• [Data listing]:
* * * *
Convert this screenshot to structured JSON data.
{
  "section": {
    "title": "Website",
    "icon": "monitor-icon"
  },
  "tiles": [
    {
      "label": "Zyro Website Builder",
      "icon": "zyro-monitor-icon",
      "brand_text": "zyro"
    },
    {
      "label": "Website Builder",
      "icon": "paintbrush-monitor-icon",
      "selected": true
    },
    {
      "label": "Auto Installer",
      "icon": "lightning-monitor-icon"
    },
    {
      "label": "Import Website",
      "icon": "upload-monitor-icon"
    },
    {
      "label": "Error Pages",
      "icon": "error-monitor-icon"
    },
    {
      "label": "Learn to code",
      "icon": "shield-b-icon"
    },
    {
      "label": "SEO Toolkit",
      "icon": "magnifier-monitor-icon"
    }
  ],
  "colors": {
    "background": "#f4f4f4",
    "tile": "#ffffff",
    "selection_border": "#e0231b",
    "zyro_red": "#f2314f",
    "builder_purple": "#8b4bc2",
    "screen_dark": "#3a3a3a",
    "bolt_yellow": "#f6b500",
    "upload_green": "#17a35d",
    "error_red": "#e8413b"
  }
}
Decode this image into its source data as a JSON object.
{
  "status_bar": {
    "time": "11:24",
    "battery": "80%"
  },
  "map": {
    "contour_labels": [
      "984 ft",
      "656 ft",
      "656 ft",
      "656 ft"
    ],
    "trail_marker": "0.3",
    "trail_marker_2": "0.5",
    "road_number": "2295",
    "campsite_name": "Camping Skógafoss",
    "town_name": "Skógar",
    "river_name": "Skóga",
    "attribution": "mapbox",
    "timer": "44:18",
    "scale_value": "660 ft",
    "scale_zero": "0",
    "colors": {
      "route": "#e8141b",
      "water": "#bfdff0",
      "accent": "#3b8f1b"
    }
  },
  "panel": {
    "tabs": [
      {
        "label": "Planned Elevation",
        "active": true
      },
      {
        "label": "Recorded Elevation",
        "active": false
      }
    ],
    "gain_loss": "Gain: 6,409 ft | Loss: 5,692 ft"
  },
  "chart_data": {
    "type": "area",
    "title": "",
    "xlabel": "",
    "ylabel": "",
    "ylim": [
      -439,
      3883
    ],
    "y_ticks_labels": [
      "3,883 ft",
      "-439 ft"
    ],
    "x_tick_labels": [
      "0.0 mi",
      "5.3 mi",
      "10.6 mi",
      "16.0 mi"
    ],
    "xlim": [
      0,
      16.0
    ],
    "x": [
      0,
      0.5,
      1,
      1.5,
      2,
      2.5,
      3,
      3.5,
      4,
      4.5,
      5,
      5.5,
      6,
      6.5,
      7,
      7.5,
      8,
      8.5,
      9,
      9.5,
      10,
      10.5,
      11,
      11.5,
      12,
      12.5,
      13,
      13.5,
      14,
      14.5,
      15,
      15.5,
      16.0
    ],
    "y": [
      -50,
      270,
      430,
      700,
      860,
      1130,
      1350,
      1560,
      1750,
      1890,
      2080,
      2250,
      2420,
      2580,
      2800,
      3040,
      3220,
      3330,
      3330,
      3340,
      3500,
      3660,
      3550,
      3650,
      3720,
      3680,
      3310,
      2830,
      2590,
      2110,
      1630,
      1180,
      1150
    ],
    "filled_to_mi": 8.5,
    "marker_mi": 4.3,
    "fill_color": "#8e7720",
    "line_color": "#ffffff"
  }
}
* * * *
• [Stated exercise]: Find the word "monitor" and list each line it appears in.

• [Solution to this task]:
    "icon": "monitor-icon"
      "icon": "zyro-monitor-icon",
      "icon": "paintbrush-monitor-icon",
      "icon": "lightning-monitor-icon"
      "icon": "upload-monitor-icon"
      "icon": "error-monitor-icon"
      "icon": "magnifier-monitor-icon"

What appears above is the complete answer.